Listed entries:
* Begin *
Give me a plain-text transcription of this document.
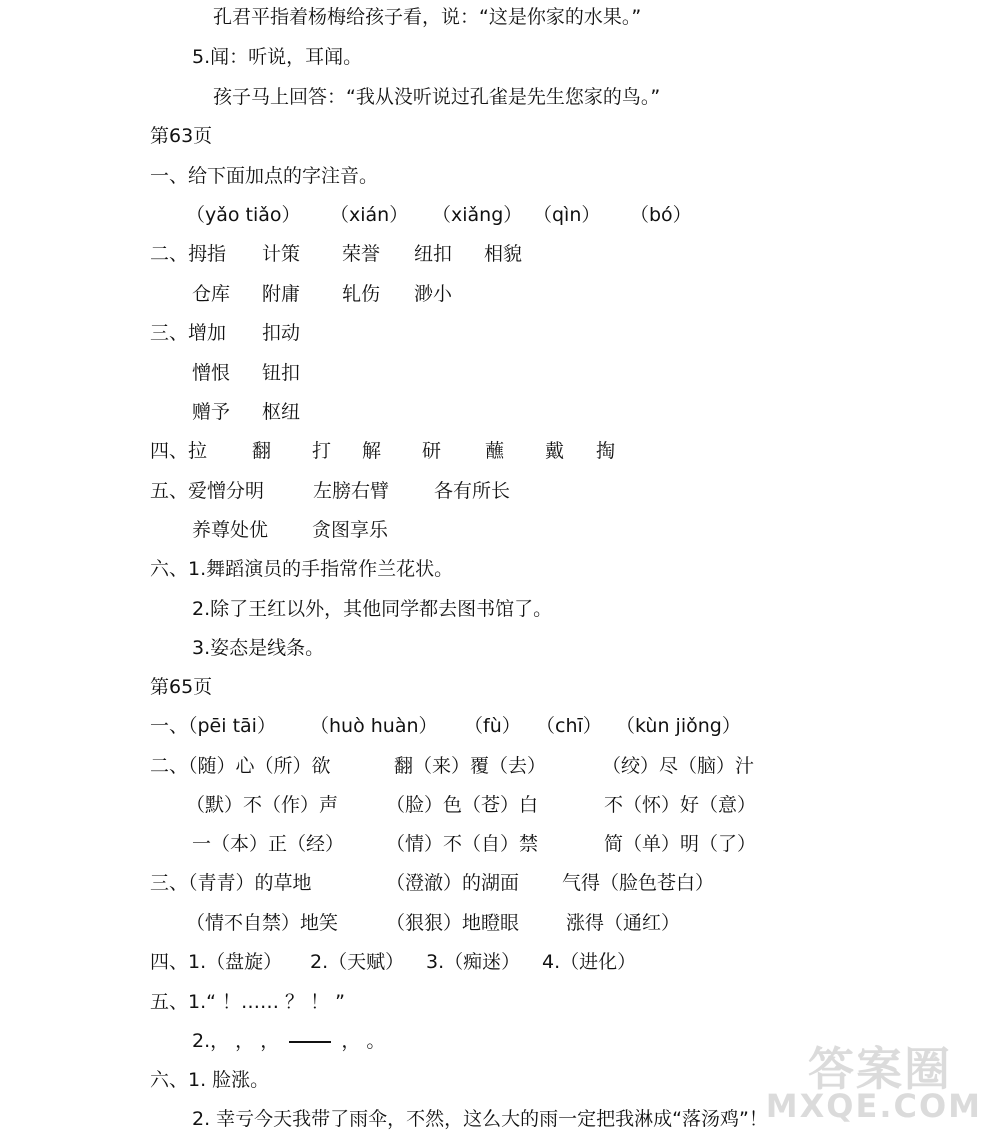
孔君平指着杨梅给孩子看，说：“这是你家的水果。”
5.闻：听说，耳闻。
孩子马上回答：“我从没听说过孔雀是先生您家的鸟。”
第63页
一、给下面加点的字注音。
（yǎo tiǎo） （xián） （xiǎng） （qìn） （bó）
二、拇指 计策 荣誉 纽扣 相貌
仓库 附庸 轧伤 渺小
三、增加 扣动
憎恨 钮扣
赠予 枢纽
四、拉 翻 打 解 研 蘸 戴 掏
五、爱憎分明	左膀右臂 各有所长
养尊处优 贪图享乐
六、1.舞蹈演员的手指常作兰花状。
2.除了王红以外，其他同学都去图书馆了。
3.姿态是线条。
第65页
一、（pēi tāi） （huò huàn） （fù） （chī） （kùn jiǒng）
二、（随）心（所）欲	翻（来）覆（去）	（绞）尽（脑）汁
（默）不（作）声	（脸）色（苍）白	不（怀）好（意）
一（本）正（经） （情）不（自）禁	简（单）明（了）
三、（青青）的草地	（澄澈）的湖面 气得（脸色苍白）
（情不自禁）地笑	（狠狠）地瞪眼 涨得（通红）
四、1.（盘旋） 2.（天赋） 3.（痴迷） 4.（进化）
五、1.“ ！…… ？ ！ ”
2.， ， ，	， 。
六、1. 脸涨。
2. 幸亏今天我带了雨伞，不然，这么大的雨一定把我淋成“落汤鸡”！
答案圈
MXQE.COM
* End *
Make an exact copy of the data above, pictures excluded.

Give me a plain-text transcription of this document.
孔君平指着杨梅给孩子看，说：“这是你家的水果。”
5.闻：听说，耳闻。
孩子马上回答：“我从没听说过孔雀是先生您家的鸟。”
第63页
一、给下面加点的字注音。
（yǎo tiǎo） （xián） （xiǎng） （qìn） （bó）
二、拇指 计策 荣誉 纽扣 相貌
仓库 附庸 轧伤 渺小
三、增加 扣动
憎恨 钮扣
赠予 枢纽
四、拉 翻 打 解 研 蘸 戴 掏
五、爱憎分明	左膀右臂 各有所长
养尊处优 贪图享乐
六、1.舞蹈演员的手指常作兰花状。
2.除了王红以外，其他同学都去图书馆了。
3.姿态是线条。
第65页
一、（pēi tāi） （huò huàn） （fù） （chī） （kùn jiǒng）
二、（随）心（所）欲	翻（来）覆（去）	（绞）尽（脑）汁
（默）不（作）声	（脸）色（苍）白	不（怀）好（意）
一（本）正（经） （情）不（自）禁	简（单）明（了）
三、（青青）的草地	（澄澈）的湖面 气得（脸色苍白）
（情不自禁）地笑	（狠狠）地瞪眼 涨得（通红）
四、1.（盘旋） 2.（天赋） 3.（痴迷） 4.（进化）
五、1.“ ！…… ？ ！ ”
2.， ， ，	， 。
六、1. 脸涨。
2. 幸亏今天我带了雨伞，不然，这么大的雨一定把我淋成“落汤鸡”！
答案圈
MXQE.COM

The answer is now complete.